## Exercise description:
Your task is to locate every line holding the string "example" and to copy each of them.

## Extracted records:
>> BEGIN

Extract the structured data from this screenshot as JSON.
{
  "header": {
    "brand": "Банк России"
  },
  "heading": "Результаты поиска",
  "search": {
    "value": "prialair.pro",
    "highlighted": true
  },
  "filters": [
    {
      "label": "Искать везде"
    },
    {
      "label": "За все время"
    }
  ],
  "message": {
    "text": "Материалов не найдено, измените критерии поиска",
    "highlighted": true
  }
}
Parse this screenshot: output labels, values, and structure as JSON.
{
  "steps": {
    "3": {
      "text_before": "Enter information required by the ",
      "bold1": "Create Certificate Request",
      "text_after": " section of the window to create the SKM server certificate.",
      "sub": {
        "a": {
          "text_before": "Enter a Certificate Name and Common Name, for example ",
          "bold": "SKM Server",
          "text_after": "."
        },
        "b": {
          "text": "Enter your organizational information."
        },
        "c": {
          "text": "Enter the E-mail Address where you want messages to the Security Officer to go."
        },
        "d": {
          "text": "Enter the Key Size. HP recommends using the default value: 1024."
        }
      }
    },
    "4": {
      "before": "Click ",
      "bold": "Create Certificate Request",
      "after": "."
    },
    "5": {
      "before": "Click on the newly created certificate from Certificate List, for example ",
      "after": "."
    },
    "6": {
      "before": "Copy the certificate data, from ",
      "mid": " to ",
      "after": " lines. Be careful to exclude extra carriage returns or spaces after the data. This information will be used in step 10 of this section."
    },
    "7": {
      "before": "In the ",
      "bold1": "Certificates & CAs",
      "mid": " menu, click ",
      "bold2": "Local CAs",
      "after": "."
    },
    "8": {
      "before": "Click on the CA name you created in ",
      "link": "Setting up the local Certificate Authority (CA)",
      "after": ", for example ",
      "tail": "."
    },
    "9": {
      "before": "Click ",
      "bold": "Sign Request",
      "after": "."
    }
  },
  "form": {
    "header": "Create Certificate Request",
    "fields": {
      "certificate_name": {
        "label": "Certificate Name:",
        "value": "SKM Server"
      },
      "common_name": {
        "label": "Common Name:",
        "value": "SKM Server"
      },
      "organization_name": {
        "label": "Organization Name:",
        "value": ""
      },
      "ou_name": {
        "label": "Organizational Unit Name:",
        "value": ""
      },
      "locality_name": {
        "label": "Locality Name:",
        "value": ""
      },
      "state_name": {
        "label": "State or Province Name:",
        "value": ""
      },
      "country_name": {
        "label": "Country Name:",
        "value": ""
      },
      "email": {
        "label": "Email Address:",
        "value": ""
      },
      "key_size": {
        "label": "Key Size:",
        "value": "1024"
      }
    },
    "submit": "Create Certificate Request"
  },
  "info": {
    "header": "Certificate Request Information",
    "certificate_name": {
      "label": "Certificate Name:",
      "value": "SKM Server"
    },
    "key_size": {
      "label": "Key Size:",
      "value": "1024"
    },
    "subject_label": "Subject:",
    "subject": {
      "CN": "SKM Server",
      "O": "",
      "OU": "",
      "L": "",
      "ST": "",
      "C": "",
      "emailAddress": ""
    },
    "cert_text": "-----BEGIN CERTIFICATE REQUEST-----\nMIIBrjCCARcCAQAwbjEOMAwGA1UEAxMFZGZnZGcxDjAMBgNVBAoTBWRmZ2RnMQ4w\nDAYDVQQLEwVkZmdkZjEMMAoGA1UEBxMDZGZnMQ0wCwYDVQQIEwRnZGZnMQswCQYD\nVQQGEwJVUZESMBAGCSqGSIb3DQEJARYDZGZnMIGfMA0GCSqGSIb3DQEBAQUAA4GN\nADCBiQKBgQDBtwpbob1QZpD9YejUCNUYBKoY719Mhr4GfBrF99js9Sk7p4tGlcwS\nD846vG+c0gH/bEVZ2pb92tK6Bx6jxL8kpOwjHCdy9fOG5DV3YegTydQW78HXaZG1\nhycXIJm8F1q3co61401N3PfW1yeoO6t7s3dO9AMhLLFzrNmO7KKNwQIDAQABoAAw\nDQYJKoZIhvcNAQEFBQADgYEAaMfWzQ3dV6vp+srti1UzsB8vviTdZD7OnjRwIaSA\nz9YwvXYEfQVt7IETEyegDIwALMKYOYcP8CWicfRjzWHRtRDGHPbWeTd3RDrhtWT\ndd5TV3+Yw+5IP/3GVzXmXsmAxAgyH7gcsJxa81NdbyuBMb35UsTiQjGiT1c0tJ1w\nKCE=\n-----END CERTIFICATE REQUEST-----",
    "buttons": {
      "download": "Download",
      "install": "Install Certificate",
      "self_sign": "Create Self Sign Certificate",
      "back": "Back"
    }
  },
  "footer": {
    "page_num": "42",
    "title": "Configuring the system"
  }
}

>> END

## Task solution:
          "text_before": "Enter a Certificate Name and Common Name, for example ",
      "before": "Click on the newly created certificate from Certificate List, for example ",
      "after": ", for example ",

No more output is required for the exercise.